## WHAT TO PRODUCE:
Output the data that follows exactly, line for line.

## RECORD LIST:
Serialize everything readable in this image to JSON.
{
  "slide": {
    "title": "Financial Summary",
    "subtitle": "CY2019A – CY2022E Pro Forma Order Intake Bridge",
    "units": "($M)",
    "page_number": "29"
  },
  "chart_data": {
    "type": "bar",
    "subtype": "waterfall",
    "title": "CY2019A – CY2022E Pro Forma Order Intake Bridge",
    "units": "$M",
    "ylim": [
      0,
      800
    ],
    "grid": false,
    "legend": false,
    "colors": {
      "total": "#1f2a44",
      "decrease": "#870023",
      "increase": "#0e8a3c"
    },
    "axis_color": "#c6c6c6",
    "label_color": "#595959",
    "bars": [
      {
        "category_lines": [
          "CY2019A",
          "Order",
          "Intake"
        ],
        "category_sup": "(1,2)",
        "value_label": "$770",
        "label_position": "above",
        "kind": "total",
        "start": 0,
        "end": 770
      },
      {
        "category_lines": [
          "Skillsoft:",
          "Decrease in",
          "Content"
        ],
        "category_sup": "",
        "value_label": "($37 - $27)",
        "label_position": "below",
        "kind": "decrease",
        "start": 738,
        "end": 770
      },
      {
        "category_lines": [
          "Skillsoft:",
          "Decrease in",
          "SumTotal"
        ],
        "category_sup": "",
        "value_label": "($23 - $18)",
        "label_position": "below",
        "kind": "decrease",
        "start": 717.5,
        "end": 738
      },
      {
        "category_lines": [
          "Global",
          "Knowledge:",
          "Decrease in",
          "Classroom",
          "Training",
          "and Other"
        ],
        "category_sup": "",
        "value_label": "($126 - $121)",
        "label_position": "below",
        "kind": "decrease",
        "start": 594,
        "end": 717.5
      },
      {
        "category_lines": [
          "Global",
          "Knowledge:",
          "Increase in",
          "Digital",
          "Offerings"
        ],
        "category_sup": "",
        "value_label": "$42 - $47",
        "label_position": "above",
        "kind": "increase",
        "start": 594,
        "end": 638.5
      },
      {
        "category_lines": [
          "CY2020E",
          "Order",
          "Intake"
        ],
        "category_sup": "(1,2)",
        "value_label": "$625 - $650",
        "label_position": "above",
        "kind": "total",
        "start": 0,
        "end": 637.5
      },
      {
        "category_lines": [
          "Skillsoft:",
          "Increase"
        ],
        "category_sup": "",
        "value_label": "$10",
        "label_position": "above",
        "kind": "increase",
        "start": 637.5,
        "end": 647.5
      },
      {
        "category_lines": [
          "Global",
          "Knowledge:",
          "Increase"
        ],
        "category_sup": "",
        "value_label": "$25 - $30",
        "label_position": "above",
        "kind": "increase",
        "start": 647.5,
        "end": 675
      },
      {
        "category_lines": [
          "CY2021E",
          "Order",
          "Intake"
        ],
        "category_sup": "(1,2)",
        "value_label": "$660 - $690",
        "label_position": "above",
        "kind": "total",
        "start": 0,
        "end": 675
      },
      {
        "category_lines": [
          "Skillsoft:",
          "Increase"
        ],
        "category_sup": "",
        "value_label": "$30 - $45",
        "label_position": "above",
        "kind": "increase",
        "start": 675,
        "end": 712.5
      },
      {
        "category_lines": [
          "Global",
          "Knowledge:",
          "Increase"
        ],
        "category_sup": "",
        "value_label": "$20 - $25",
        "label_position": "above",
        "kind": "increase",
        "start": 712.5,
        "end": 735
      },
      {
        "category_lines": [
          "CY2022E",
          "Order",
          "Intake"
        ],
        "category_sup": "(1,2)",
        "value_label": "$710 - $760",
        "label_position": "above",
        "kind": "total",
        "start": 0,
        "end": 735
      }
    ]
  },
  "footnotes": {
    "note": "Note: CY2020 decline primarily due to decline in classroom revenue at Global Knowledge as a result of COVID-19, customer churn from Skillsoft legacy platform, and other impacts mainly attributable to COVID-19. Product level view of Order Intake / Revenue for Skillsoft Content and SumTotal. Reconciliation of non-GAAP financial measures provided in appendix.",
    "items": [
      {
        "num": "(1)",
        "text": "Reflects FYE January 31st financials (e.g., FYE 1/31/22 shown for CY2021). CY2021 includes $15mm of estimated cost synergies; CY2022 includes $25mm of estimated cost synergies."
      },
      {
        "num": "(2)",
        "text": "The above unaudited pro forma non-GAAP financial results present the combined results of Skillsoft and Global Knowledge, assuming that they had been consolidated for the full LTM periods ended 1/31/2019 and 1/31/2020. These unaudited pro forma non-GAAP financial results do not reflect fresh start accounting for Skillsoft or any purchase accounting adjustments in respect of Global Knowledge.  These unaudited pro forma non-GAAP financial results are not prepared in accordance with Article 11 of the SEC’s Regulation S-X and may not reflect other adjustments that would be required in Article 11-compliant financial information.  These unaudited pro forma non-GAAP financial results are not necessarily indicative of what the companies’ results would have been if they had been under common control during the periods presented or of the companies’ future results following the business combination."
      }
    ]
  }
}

## FINISHED TASK:
Serialize everything readable in this image to JSON.
{
  "slide": {
    "title": "Financial Summary",
    "subtitle": "CY2019A – CY2022E Pro Forma Order Intake Bridge",
    "units": "($M)",
    "page_number": "29"
  },
  "chart_data": {
    "type": "bar",
    "subtype": "waterfall",
    "title": "CY2019A – CY2022E Pro Forma Order Intake Bridge",
    "units": "$M",
    "ylim": [
      0,
      800
    ],
    "grid": false,
    "legend": false,
    "colors": {
      "total": "#1f2a44",
      "decrease": "#870023",
      "increase": "#0e8a3c"
    },
    "axis_color": "#c6c6c6",
    "label_color": "#595959",
    "bars": [
      {
        "category_lines": [
          "CY2019A",
          "Order",
          "Intake"
        ],
        "category_sup": "(1,2)",
        "value_label": "$770",
        "label_position": "above",
        "kind": "total",
        "start": 0,
        "end": 770
      },
      {
        "category_lines": [
          "Skillsoft:",
          "Decrease in",
          "Content"
        ],
        "category_sup": "",
        "value_label": "($37 - $27)",
        "label_position": "below",
        "kind": "decrease",
        "start": 738,
        "end": 770
      },
      {
        "category_lines": [
          "Skillsoft:",
          "Decrease in",
          "SumTotal"
        ],
        "category_sup": "",
        "value_label": "($23 - $18)",
        "label_position": "below",
        "kind": "decrease",
        "start": 717.5,
        "end": 738
      },
      {
        "category_lines": [
          "Global",
          "Knowledge:",
          "Decrease in",
          "Classroom",
          "Training",
          "and Other"
        ],
        "category_sup": "",
        "value_label": "($126 - $121)",
        "label_position": "below",
        "kind": "decrease",
        "start": 594,
        "end": 717.5
      },
      {
        "category_lines": [
          "Global",
          "Knowledge:",
          "Increase in",
          "Digital",
          "Offerings"
        ],
        "category_sup": "",
        "value_label": "$42 - $47",
        "label_position": "above",
        "kind": "increase",
        "start": 594,
        "end": 638.5
      },
      {
        "category_lines": [
          "CY2020E",
          "Order",
          "Intake"
        ],
        "category_sup": "(1,2)",
        "value_label": "$625 - $650",
        "label_position": "above",
        "kind": "total",
        "start": 0,
        "end": 637.5
      },
      {
        "category_lines": [
          "Skillsoft:",
          "Increase"
        ],
        "category_sup": "",
        "value_label": "$10",
        "label_position": "above",
        "kind": "increase",
        "start": 637.5,
        "end": 647.5
      },
      {
        "category_lines": [
          "Global",
          "Knowledge:",
          "Increase"
        ],
        "category_sup": "",
        "value_label": "$25 - $30",
        "label_position": "above",
        "kind": "increase",
        "start": 647.5,
        "end": 675
      },
      {
        "category_lines": [
          "CY2021E",
          "Order",
          "Intake"
        ],
        "category_sup": "(1,2)",
        "value_label": "$660 - $690",
        "label_position": "above",
        "kind": "total",
        "start": 0,
        "end": 675
      },
      {
        "category_lines": [
          "Skillsoft:",
          "Increase"
        ],
        "category_sup": "",
        "value_label": "$30 - $45",
        "label_position": "above",
        "kind": "increase",
        "start": 675,
        "end": 712.5
      },
      {
        "category_lines": [
          "Global",
          "Knowledge:",
          "Increase"
        ],
        "category_sup": "",
        "value_label": "$20 - $25",
        "label_position": "above",
        "kind": "increase",
        "start": 712.5,
        "end": 735
      },
      {
        "category_lines": [
          "CY2022E",
          "Order",
          "Intake"
        ],
        "category_sup": "(1,2)",
        "value_label": "$710 - $760",
        "label_position": "above",
        "kind": "total",
        "start": 0,
        "end": 735
      }
    ]
  },
  "footnotes": {
    "note": "Note: CY2020 decline primarily due to decline in classroom revenue at Global Knowledge as a result of COVID-19, customer churn from Skillsoft legacy platform, and other impacts mainly attributable to COVID-19. Product level view of Order Intake / Revenue for Skillsoft Content and SumTotal. Reconciliation of non-GAAP financial measures provided in appendix.",
    "items": [
      {
        "num": "(1)",
        "text": "Reflects FYE January 31st financials (e.g., FYE 1/31/22 shown for CY2021). CY2021 includes $15mm of estimated cost synergies; CY2022 includes $25mm of estimated cost synergies."
      },
      {
        "num": "(2)",
        "text": "The above unaudited pro forma non-GAAP financial results present the combined results of Skillsoft and Global Knowledge, assuming that they had been consolidated for the full LTM periods ended 1/31/2019 and 1/31/2020. These unaudited pro forma non-GAAP financial results do not reflect fresh start accounting for Skillsoft or any purchase accounting adjustments in respect of Global Knowledge.  These unaudited pro forma non-GAAP financial results are not prepared in accordance with Article 11 of the SEC’s Regulation S-X and may not reflect other adjustments that would be required in Article 11-compliant financial information.  These unaudited pro forma non-GAAP financial results are not necessarily indicative of what the companies’ results would have been if they had been under common control during the periods presented or of the companies’ future results following the business combination."
      }
    ]
  }
}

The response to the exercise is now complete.